Data entries for graphics
━━━━━━━━━━━━━━━━━━━━
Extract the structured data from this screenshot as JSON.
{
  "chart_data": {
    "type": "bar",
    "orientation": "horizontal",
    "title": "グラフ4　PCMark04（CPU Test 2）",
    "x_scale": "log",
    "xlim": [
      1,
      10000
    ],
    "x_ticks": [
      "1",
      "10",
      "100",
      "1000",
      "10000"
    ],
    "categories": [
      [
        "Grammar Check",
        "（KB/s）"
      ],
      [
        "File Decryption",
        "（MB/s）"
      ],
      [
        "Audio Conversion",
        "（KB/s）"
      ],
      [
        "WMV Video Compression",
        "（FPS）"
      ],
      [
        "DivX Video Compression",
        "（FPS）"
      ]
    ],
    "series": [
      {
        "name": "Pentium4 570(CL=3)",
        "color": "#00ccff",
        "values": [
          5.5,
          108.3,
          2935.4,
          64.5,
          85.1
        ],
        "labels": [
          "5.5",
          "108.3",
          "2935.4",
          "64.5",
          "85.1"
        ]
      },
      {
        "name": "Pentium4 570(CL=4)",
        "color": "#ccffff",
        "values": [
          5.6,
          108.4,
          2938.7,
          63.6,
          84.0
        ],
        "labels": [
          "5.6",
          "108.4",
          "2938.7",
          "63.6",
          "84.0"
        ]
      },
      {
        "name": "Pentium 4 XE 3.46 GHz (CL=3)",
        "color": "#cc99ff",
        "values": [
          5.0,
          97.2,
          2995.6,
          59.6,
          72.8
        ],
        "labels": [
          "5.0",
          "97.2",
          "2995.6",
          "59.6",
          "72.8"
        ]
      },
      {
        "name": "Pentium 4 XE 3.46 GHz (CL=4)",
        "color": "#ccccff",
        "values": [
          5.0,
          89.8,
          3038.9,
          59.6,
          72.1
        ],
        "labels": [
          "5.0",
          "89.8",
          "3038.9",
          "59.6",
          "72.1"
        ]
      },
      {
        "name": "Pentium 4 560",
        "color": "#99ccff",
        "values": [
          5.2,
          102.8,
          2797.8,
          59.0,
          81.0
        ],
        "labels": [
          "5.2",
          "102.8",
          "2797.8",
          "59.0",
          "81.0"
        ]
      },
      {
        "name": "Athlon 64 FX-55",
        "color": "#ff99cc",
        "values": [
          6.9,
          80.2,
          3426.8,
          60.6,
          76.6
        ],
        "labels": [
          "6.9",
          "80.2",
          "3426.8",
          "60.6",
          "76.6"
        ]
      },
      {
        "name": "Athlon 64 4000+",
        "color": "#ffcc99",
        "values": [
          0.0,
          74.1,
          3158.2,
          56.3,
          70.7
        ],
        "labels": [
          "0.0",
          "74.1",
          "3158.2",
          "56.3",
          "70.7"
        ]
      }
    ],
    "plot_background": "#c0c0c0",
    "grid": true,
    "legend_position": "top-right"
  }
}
━━━━━━━━━━━━━━━━━━━━
Search the listing for the string "Video". Copy each line where it turns up.

        "WMV Video Compression",
        "DivX Video Compression",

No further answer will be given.